Identify each line below that contains the word "jardin", and copy it out.

##### Data records

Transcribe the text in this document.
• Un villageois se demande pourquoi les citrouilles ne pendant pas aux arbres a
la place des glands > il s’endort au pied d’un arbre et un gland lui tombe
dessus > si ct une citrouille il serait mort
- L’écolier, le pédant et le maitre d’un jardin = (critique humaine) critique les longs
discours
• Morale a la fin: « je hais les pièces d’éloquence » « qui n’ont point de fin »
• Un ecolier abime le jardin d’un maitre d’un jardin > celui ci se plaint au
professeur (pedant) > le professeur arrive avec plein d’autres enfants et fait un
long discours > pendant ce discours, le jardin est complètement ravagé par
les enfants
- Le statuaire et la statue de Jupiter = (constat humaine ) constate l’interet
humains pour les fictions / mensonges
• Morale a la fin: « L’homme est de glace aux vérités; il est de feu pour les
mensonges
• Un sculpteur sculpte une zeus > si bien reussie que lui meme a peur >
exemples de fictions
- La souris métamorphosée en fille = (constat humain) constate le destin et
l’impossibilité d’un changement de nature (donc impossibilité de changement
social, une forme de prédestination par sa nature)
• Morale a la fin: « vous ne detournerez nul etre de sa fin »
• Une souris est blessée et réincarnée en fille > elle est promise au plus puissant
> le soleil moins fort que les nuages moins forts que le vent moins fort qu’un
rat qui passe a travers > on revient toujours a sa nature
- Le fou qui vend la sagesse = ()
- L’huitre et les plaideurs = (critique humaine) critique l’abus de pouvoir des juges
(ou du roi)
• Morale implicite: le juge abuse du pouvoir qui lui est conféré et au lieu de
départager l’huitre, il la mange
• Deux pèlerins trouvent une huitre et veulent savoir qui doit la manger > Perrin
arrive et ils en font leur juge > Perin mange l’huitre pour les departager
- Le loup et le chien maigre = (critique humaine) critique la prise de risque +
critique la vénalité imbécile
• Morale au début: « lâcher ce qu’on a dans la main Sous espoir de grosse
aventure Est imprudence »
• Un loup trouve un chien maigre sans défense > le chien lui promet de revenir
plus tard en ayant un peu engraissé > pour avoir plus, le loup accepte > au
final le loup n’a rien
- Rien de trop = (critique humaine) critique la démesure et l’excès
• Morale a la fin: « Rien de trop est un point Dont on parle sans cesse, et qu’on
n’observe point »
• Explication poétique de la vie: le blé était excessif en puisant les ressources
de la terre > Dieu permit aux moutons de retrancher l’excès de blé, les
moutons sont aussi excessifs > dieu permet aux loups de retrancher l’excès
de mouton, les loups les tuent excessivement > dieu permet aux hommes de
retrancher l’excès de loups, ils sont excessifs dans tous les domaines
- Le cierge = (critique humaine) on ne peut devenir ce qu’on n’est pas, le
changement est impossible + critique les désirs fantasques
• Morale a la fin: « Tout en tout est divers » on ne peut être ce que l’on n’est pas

##########

*The answer*:
- L’écolier, le pédant et le maitre d’un jardin = (critique humaine) critique les longs
• Un ecolier abime le jardin d’un maitre d’un jardin > celui ci se plaint au
long discours > pendant ce discours, le jardin est complètement ravagé par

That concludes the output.